**Brief**
Pull every line containing "Singapore" from the entries.

**Given records**
--- start ---
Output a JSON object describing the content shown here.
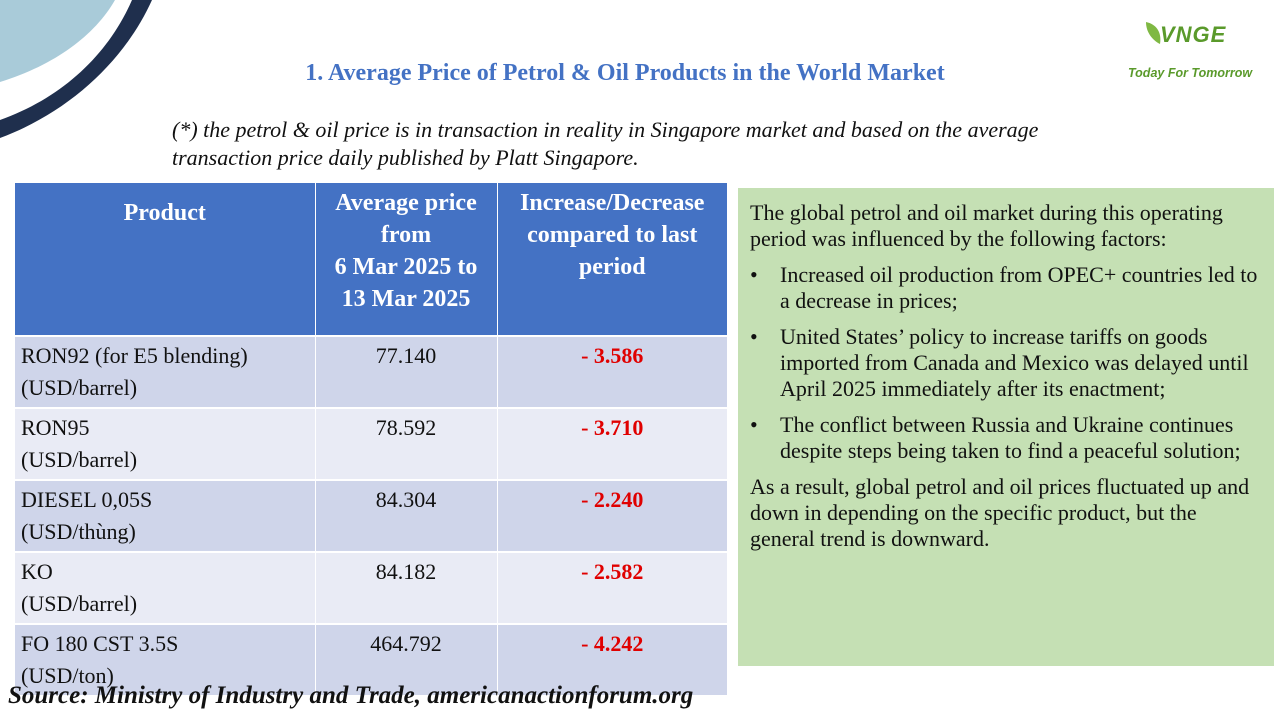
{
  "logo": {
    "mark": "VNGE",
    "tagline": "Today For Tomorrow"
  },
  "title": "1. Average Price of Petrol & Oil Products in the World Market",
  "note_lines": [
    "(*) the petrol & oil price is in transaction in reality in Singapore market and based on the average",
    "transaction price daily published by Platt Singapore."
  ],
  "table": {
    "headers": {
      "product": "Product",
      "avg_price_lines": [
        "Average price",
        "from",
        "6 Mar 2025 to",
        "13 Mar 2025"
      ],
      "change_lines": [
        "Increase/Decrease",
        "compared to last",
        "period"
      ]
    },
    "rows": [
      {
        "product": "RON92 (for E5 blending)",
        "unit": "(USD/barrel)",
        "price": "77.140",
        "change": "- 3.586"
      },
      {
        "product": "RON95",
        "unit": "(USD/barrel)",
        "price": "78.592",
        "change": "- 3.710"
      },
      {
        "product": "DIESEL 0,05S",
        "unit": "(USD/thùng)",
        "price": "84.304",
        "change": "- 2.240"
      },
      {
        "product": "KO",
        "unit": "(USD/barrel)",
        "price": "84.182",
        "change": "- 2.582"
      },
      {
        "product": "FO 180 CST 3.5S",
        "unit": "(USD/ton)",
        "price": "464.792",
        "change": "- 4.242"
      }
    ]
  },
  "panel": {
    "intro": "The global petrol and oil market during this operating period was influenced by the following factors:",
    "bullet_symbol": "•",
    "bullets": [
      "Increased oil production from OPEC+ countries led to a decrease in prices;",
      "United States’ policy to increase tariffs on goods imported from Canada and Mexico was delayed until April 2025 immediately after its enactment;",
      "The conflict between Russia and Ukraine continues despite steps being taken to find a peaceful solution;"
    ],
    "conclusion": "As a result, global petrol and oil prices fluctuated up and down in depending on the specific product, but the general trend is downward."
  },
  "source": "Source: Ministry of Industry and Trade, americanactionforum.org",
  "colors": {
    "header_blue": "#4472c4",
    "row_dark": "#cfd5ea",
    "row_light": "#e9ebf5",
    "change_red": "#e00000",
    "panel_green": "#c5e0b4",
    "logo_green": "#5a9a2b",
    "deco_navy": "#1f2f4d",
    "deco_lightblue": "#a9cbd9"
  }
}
--- end ---
--- start ---
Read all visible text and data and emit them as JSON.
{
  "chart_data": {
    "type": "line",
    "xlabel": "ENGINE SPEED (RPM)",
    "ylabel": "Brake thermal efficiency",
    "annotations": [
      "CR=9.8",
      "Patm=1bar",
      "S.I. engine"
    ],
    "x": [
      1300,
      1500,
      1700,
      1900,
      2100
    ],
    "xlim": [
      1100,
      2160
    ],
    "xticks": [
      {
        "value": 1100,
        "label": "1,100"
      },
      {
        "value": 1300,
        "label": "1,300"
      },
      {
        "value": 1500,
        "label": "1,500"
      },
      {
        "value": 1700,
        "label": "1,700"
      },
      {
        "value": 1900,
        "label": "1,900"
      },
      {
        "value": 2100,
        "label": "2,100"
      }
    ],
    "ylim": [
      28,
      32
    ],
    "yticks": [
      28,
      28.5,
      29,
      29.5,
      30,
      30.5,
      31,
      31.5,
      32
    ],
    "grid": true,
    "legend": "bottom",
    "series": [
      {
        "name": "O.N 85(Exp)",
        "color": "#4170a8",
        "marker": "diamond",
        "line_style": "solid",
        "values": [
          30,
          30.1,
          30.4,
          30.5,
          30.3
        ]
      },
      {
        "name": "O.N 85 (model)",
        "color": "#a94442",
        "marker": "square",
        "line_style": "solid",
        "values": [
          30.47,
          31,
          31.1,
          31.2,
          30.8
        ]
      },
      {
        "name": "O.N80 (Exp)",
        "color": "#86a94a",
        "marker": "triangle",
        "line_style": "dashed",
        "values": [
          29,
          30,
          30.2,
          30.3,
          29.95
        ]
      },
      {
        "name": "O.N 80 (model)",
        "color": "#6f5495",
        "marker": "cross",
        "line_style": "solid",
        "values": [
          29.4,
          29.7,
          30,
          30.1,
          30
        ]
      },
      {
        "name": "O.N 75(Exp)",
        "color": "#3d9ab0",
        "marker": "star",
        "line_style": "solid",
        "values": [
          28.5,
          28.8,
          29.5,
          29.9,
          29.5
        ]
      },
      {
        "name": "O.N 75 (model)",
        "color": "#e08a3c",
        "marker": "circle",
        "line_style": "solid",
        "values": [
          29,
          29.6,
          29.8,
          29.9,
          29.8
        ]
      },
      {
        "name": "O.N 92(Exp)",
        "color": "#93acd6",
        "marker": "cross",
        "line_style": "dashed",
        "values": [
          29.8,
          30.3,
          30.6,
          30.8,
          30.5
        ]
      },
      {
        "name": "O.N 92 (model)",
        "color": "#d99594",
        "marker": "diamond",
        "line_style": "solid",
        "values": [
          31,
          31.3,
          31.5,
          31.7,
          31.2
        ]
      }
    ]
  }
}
--- end ---
**Solution to this exercise**
    "(*) the petrol & oil price is in transaction in reality in Singapore market and based on the average",
    "transaction price daily published by Platt Singapore."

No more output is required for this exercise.